**** GIVEN ENTRIES

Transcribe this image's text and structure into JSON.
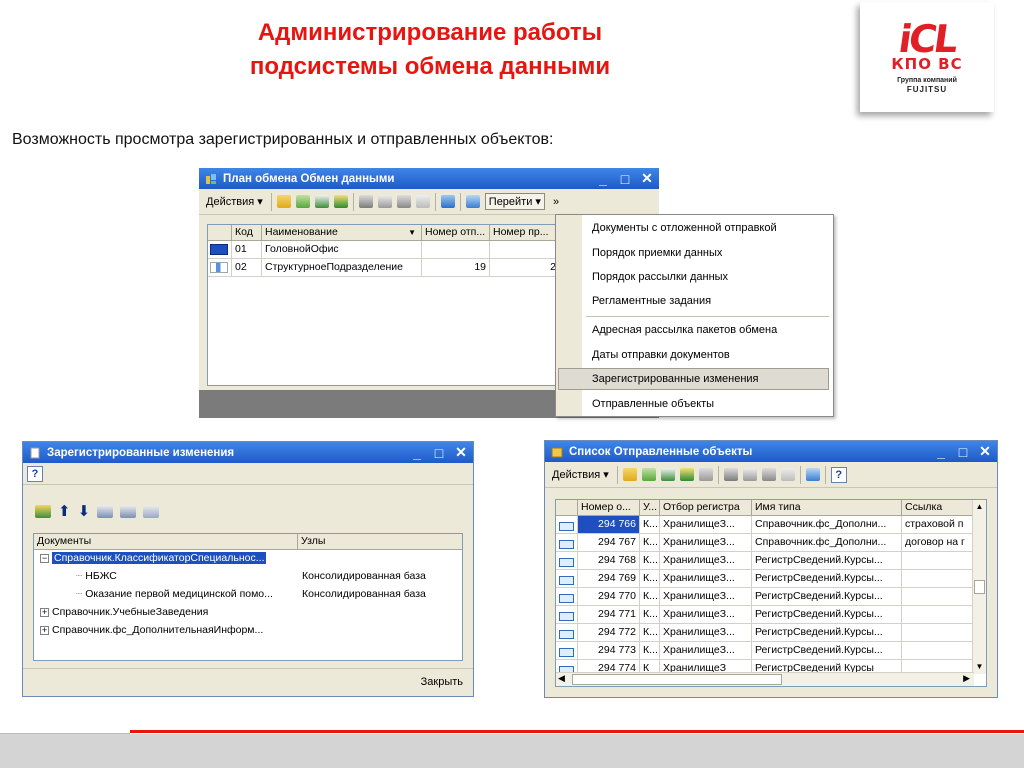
{
  "slide": {
    "title_line1": "Администрирование работы",
    "title_line2": "подсистемы обмена данными",
    "subtitle": "Возможность просмотра зарегистрированных и отправленных объектов:"
  },
  "logo": {
    "brand": "iCL",
    "sub": "КПО ВС",
    "group": "Группа компаний",
    "partner": "FUJITSU"
  },
  "colors": {
    "accent": "#e8140f",
    "titlebar": "#2563d1",
    "window_bg": "#ece9d8"
  },
  "win1": {
    "title": "План обмена Обмен данными",
    "toolbar": {
      "actions": "Действия ▾",
      "goto": "Перейти ▾",
      "more": "»"
    },
    "headers": [
      "Код",
      "Наименование",
      "Номер отп...",
      "Номер пр..."
    ],
    "rows": [
      {
        "code": "01",
        "name": "ГоловнойОфис",
        "sent": "",
        "received": ""
      },
      {
        "code": "02",
        "name": "СтруктурноеПодразделение",
        "sent": "19",
        "received": "2"
      }
    ]
  },
  "menu": {
    "items": [
      "Документы с отложенной отправкой",
      "Порядок приемки данных",
      "Порядок рассылки данных",
      "Регламентные задания",
      "Адресная рассылка пакетов обмена",
      "Даты отправки документов",
      "Зарегистрированные изменения",
      "Отправленные объекты"
    ],
    "highlighted": "Зарегистрированные изменения"
  },
  "win2": {
    "title": "Зарегистрированные изменения",
    "help": "?",
    "headers": [
      "Документы",
      "Узлы"
    ],
    "tree": [
      {
        "label": "Справочник.КлассификаторСпециальнос...",
        "node": "",
        "expand": "−"
      },
      {
        "label": "НБЖС",
        "node": "Консолидированная база",
        "expand": ""
      },
      {
        "label": "Оказание первой медицинской помо...",
        "node": "Консолидированная база",
        "expand": ""
      },
      {
        "label": "Справочник.УчебныеЗаведения",
        "node": "",
        "expand": "+"
      },
      {
        "label": "Справочник.фс_ДополнительнаяИнформ...",
        "node": "",
        "expand": "+"
      }
    ],
    "close": "Закрыть"
  },
  "win3": {
    "title": "Список Отправленные объекты",
    "toolbar": {
      "actions": "Действия ▾",
      "help": "?"
    },
    "headers": [
      "Номер о...",
      "У...",
      "Отбор регистра",
      "Имя типа",
      "Ссылка"
    ],
    "rows": [
      {
        "num": "294 766",
        "u": "К...",
        "reg": "ХранилищеЗ...",
        "type": "Справочник.фс_Дополни...",
        "ref": "страховой п"
      },
      {
        "num": "294 767",
        "u": "К...",
        "reg": "ХранилищеЗ...",
        "type": "Справочник.фс_Дополни...",
        "ref": "договор на г"
      },
      {
        "num": "294 768",
        "u": "К...",
        "reg": "ХранилищеЗ...",
        "type": "РегистрСведений.Курсы...",
        "ref": ""
      },
      {
        "num": "294 769",
        "u": "К...",
        "reg": "ХранилищеЗ...",
        "type": "РегистрСведений.Курсы...",
        "ref": ""
      },
      {
        "num": "294 770",
        "u": "К...",
        "reg": "ХранилищеЗ...",
        "type": "РегистрСведений.Курсы...",
        "ref": ""
      },
      {
        "num": "294 771",
        "u": "К...",
        "reg": "ХранилищеЗ...",
        "type": "РегистрСведений.Курсы...",
        "ref": ""
      },
      {
        "num": "294 772",
        "u": "К...",
        "reg": "ХранилищеЗ...",
        "type": "РегистрСведений.Курсы...",
        "ref": ""
      },
      {
        "num": "294 773",
        "u": "К...",
        "reg": "ХранилищеЗ...",
        "type": "РегистрСведений.Курсы...",
        "ref": ""
      },
      {
        "num": "294 774",
        "u": "К",
        "reg": "ХранилищеЗ",
        "type": "РегистрСведений Курсы",
        "ref": ""
      }
    ]
  }
}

********

The word "label" appears in how many lines of the records? Give the number only.

5